[Stored data]

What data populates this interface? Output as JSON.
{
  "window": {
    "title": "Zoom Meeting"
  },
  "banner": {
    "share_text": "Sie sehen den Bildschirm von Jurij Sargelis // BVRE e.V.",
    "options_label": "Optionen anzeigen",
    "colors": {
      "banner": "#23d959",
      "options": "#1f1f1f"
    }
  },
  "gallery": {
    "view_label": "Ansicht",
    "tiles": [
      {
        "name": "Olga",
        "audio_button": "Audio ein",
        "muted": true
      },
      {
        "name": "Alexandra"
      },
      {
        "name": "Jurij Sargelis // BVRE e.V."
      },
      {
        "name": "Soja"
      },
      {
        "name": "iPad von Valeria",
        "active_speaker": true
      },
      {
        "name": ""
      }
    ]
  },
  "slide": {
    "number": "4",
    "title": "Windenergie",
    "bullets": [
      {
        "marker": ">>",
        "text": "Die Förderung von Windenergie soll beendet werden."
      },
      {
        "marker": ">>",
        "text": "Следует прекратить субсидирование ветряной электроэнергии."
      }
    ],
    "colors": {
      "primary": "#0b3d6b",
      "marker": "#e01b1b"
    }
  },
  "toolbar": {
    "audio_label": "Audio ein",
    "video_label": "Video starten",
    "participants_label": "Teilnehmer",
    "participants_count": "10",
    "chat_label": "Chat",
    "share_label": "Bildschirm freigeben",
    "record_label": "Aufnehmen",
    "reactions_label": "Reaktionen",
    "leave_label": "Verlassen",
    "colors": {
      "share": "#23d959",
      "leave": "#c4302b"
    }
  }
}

• Problem to work on:
Reproduce the entries above in full by retyping them exactly.

• Response to this exercise:
What data populates this interface? Output as JSON.
{
  "window": {
    "title": "Zoom Meeting"
  },
  "banner": {
    "share_text": "Sie sehen den Bildschirm von Jurij Sargelis // BVRE e.V.",
    "options_label": "Optionen anzeigen",
    "colors": {
      "banner": "#23d959",
      "options": "#1f1f1f"
    }
  },
  "gallery": {
    "view_label": "Ansicht",
    "tiles": [
      {
        "name": "Olga",
        "audio_button": "Audio ein",
        "muted": true
      },
      {
        "name": "Alexandra"
      },
      {
        "name": "Jurij Sargelis // BVRE e.V."
      },
      {
        "name": "Soja"
      },
      {
        "name": "iPad von Valeria",
        "active_speaker": true
      },
      {
        "name": ""
      }
    ]
  },
  "slide": {
    "number": "4",
    "title": "Windenergie",
    "bullets": [
      {
        "marker": ">>",
        "text": "Die Förderung von Windenergie soll beendet werden."
      },
      {
        "marker": ">>",
        "text": "Следует прекратить субсидирование ветряной электроэнергии."
      }
    ],
    "colors": {
      "primary": "#0b3d6b",
      "marker": "#e01b1b"
    }
  },
  "toolbar": {
    "audio_label": "Audio ein",
    "video_label": "Video starten",
    "participants_label": "Teilnehmer",
    "participants_count": "10",
    "chat_label": "Chat",
    "share_label": "Bildschirm freigeben",
    "record_label": "Aufnehmen",
    "reactions_label": "Reaktionen",
    "leave_label": "Verlassen",
    "colors": {
      "share": "#23d959",
      "leave": "#c4302b"
    }
  }
}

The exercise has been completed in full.